(Saved data entries)
((
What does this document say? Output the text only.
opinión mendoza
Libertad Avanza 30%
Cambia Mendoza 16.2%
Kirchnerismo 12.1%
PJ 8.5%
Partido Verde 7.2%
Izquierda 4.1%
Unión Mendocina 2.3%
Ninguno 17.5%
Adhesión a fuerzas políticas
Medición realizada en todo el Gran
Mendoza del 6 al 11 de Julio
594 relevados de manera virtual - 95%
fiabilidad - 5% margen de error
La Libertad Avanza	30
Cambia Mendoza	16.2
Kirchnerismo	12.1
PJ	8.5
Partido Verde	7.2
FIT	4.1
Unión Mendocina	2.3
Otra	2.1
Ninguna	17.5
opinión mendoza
))
▶ **PROBLEM DETAILS**
Make an exact copy of the listing, including every line.

▶ **RESPONSE TO THE TASK**
What does this document say? Output the text only.
opinión mendoza
Libertad Avanza 30%
Cambia Mendoza 16.2%
Kirchnerismo 12.1%
PJ 8.5%
Partido Verde 7.2%
Izquierda 4.1%
Unión Mendocina 2.3%
Ninguno 17.5%
Adhesión a fuerzas políticas
Medición realizada en todo el Gran
Mendoza del 6 al 11 de Julio
594 relevados de manera virtual - 95%
fiabilidad - 5% margen de error
La Libertad Avanza	30
Cambia Mendoza	16.2
Kirchnerismo	12.1
PJ	8.5
Partido Verde	7.2
FIT	4.1
Unión Mendocina	2.3
Otra	2.1
Ninguna	17.5
opinión mendoza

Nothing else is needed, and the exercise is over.